### EXERCISE TASK
Reproduce the rows from the line with "- day-today-label: Сегодня: [8, 134, 97, 160]" up to and including the line with "- baby-food-jar-icon: [59, 1057, 105, 1125]", substituting "weekday-name" for "day-name" and leaving all else unchanged. Give only those lines.

### DATA FOR THIS TASK

══════════

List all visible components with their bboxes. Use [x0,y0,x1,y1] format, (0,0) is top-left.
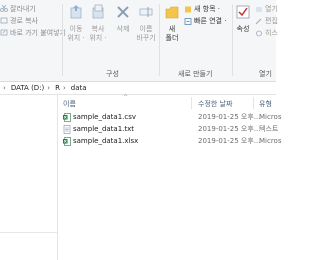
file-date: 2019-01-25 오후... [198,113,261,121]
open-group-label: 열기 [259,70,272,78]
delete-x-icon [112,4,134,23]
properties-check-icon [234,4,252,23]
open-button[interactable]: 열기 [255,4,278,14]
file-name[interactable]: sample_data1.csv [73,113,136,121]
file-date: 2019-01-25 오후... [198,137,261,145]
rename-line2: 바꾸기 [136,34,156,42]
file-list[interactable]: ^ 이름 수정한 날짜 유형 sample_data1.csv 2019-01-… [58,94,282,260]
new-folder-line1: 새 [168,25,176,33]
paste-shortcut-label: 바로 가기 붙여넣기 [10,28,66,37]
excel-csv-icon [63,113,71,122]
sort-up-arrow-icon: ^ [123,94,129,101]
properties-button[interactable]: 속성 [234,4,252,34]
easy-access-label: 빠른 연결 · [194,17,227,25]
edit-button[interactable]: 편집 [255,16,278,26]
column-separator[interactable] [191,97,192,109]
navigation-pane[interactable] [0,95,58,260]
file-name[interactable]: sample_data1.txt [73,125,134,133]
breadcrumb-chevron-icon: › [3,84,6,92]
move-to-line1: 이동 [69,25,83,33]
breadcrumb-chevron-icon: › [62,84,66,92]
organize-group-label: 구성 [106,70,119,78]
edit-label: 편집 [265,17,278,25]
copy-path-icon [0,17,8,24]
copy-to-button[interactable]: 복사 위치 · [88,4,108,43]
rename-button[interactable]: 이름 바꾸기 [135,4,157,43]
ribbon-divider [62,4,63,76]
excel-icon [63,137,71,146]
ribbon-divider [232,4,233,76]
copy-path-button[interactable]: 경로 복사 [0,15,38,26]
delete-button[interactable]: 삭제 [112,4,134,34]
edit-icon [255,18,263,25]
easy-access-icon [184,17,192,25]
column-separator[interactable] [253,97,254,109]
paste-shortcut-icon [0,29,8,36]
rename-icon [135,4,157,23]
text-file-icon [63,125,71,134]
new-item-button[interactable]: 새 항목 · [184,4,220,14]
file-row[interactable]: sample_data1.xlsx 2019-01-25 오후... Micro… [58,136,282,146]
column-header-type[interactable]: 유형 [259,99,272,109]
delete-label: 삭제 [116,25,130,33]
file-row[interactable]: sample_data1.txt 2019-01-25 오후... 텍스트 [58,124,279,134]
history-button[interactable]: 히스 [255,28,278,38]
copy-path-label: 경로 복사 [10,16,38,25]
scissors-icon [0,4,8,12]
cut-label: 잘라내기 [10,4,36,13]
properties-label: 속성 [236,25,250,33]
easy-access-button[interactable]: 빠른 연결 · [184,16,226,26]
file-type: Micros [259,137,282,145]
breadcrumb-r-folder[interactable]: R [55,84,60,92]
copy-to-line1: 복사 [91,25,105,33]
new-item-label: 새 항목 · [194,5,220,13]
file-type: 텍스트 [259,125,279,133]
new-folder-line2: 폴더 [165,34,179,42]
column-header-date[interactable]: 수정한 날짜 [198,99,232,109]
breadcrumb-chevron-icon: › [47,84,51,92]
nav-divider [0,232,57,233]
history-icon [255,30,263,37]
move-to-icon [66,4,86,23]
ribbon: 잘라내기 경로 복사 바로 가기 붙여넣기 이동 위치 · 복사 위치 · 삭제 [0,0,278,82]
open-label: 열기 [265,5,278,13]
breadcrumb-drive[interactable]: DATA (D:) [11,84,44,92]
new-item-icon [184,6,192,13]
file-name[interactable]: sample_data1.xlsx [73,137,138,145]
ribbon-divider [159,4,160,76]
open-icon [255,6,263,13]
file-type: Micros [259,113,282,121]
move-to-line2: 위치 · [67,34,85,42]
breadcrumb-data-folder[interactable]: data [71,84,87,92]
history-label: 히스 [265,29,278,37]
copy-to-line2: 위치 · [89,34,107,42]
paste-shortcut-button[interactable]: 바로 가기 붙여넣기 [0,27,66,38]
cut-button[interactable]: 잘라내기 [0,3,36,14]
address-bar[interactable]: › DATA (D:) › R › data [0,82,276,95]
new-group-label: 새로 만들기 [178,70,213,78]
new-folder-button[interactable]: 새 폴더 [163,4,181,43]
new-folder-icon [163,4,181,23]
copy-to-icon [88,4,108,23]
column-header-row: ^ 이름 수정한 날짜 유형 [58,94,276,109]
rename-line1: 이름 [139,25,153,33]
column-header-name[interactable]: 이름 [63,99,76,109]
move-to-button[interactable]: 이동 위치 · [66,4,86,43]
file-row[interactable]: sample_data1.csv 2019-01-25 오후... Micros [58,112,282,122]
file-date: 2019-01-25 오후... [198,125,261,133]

══════════

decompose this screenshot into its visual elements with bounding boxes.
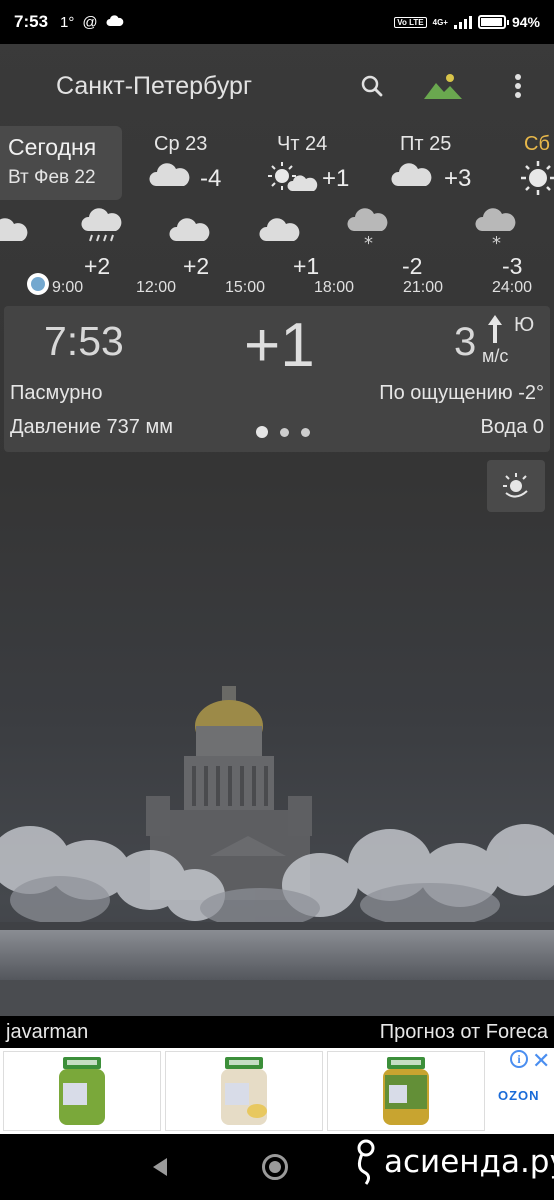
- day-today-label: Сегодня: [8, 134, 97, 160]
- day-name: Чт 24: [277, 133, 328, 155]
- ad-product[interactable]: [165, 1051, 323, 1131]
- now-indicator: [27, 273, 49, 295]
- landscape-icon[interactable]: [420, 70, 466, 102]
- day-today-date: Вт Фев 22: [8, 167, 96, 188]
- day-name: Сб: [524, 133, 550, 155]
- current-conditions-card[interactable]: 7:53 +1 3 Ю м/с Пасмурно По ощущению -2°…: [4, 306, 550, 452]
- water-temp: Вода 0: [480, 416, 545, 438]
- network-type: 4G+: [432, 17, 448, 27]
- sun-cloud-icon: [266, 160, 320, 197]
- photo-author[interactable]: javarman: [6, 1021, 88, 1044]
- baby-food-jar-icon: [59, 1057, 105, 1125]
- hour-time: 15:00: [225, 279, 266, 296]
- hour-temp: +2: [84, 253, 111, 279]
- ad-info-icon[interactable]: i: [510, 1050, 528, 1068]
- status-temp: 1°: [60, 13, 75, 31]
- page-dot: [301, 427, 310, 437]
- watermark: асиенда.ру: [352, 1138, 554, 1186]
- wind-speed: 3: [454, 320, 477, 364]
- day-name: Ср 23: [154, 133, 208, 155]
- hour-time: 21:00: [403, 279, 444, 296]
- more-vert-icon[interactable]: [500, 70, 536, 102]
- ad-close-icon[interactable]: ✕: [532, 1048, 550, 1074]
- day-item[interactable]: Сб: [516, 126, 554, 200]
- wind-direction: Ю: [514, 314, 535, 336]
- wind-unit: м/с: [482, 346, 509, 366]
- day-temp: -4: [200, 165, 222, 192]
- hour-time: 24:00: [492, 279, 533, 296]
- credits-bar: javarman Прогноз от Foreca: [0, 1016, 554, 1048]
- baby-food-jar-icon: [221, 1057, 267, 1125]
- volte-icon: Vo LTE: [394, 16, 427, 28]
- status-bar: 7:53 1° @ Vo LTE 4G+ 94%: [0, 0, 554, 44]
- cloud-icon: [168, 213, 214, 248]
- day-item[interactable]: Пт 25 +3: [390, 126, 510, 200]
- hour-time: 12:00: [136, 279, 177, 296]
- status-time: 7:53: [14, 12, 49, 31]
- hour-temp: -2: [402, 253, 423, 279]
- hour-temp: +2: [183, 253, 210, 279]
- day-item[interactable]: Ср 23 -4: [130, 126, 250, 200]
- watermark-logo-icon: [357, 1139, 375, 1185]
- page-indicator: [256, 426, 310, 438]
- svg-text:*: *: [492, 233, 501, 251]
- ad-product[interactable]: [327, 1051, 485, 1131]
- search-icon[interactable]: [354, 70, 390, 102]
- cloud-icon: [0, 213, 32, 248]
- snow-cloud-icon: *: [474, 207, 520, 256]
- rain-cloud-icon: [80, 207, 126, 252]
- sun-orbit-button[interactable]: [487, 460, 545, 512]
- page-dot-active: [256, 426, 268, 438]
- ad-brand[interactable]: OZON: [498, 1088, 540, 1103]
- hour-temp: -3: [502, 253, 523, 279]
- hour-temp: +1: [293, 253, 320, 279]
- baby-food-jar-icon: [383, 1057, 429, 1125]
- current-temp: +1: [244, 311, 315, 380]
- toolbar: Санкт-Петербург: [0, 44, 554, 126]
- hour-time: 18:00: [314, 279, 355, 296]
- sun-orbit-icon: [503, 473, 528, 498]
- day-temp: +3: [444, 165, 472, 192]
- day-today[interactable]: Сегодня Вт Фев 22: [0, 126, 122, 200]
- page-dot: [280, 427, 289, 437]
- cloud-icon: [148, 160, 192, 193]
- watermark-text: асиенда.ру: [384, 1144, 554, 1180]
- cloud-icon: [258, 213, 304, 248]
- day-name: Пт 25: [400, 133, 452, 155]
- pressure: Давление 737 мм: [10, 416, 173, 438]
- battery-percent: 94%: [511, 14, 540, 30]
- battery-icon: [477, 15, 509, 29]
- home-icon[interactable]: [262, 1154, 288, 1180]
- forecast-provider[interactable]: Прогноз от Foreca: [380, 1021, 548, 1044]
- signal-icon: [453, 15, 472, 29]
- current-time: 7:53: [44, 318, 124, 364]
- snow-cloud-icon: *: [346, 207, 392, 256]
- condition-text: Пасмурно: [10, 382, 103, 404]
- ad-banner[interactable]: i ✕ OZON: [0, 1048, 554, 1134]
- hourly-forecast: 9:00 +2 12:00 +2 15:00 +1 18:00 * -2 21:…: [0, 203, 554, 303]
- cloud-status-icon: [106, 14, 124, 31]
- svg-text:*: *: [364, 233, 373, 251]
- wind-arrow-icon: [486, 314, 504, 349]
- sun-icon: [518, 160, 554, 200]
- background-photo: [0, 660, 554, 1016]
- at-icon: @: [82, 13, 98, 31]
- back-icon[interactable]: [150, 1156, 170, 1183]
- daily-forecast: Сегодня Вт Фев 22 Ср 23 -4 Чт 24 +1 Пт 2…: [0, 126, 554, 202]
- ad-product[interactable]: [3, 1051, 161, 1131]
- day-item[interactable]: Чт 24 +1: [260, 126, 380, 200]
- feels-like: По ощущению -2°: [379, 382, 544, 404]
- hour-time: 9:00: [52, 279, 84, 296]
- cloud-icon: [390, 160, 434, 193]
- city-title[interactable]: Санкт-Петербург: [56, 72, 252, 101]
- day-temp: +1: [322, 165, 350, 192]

══════════

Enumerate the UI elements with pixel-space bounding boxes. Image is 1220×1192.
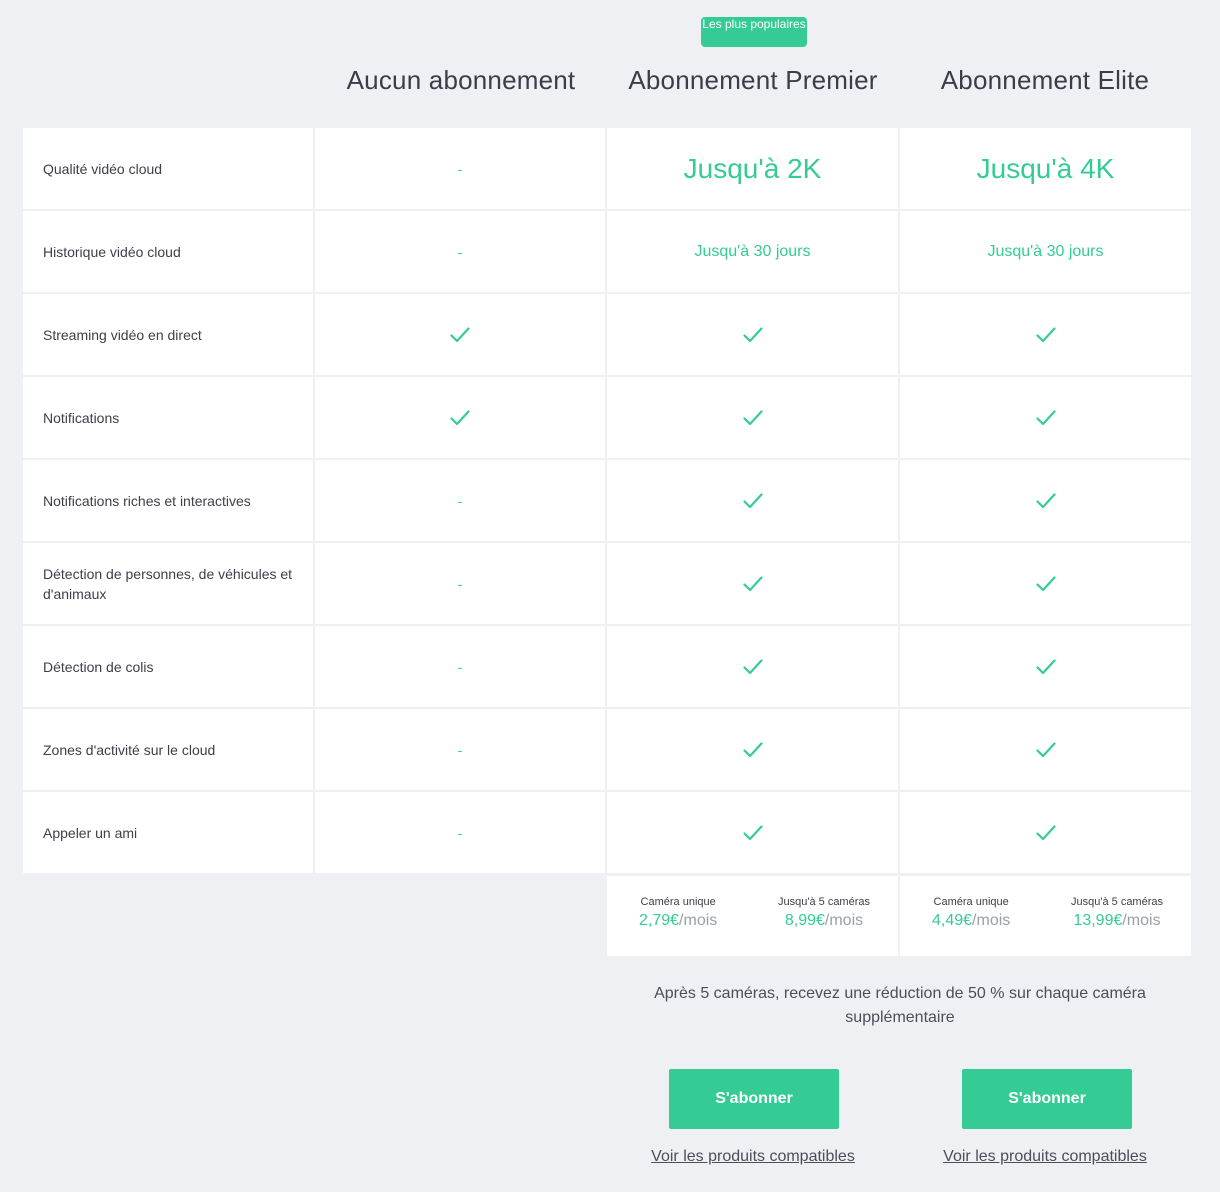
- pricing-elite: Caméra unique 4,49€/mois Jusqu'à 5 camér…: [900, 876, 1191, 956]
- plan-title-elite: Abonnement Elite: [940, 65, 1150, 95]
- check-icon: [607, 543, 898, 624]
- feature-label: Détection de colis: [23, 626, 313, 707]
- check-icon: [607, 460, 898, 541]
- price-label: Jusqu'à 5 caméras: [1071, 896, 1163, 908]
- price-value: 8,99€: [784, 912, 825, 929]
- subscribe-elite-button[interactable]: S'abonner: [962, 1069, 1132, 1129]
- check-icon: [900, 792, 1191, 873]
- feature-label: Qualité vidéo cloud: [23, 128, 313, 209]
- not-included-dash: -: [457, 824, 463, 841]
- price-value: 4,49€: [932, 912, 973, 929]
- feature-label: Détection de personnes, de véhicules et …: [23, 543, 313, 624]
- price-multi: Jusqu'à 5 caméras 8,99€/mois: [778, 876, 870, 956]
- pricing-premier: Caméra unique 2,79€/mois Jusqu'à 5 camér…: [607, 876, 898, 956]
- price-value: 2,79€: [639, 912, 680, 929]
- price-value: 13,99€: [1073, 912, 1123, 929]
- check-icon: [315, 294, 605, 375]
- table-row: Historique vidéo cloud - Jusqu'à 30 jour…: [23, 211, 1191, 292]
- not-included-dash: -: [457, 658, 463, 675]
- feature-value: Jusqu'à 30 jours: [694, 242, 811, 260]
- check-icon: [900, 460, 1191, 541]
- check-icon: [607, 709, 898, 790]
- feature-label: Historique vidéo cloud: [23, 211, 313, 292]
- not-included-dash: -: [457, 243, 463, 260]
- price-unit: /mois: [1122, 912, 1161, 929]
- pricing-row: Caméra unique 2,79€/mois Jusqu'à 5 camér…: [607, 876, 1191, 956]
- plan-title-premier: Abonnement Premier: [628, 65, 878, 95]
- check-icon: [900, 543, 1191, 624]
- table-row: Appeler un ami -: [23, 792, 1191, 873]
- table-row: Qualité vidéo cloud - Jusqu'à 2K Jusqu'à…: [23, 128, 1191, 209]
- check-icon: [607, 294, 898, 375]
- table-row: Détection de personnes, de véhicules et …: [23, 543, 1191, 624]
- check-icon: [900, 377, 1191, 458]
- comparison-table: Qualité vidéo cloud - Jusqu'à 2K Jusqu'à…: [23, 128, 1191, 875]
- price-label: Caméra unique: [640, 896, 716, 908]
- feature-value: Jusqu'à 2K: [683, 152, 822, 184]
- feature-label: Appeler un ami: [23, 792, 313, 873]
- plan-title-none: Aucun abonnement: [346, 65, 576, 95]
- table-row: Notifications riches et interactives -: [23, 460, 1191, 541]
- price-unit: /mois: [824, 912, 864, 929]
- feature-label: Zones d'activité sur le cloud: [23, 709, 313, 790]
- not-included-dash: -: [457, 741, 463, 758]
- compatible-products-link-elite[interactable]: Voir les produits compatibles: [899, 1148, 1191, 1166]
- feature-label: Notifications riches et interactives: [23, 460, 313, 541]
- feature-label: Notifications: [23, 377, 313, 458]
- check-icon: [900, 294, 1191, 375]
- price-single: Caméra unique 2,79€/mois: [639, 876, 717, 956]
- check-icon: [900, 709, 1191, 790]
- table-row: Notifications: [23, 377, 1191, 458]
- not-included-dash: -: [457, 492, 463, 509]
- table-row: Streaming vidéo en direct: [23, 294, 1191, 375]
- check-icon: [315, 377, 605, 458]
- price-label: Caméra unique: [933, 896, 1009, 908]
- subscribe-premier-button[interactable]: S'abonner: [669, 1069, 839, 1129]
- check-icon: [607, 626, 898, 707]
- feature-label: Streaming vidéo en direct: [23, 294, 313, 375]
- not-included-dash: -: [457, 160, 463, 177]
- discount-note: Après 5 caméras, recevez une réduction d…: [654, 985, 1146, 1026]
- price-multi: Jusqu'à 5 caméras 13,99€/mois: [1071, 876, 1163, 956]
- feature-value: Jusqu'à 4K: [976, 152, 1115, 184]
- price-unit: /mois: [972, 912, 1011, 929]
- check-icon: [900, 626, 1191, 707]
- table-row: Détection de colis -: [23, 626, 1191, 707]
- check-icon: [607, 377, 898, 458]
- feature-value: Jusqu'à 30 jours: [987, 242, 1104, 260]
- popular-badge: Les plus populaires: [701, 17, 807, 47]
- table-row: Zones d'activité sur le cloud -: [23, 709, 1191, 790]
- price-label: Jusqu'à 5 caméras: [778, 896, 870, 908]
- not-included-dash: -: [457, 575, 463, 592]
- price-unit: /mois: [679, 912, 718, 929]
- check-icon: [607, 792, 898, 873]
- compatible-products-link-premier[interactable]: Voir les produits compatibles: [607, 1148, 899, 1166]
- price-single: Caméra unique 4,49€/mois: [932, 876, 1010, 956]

══════════

### FULL ANSWER
- day-today-label: Сегодня: [8, 134, 97, 160]
- weekday-name: Чт 24: [277, 133, 328, 155]
- ad-product[interactable]: [165, 1051, 323, 1131]
- now-indicator: [27, 273, 49, 295]
- landscape-icon[interactable]: [420, 70, 466, 102]
- day-today-date: Вт Фев 22: [8, 167, 96, 188]
- weekday-name: Сб: [524, 133, 550, 155]
- current-conditions-card[interactable]: 7:53 +1 3 Ю м/с Пасмурно По ощущению -2°…: [4, 306, 550, 452]
- water-temp: Вода 0: [480, 416, 545, 438]
- network-type: 4G+: [432, 17, 448, 27]
- sun-cloud-icon: [266, 160, 320, 197]
- photo-author[interactable]: javarman: [6, 1021, 88, 1044]
- baby-food-jar-icon: [59, 1057, 105, 1125]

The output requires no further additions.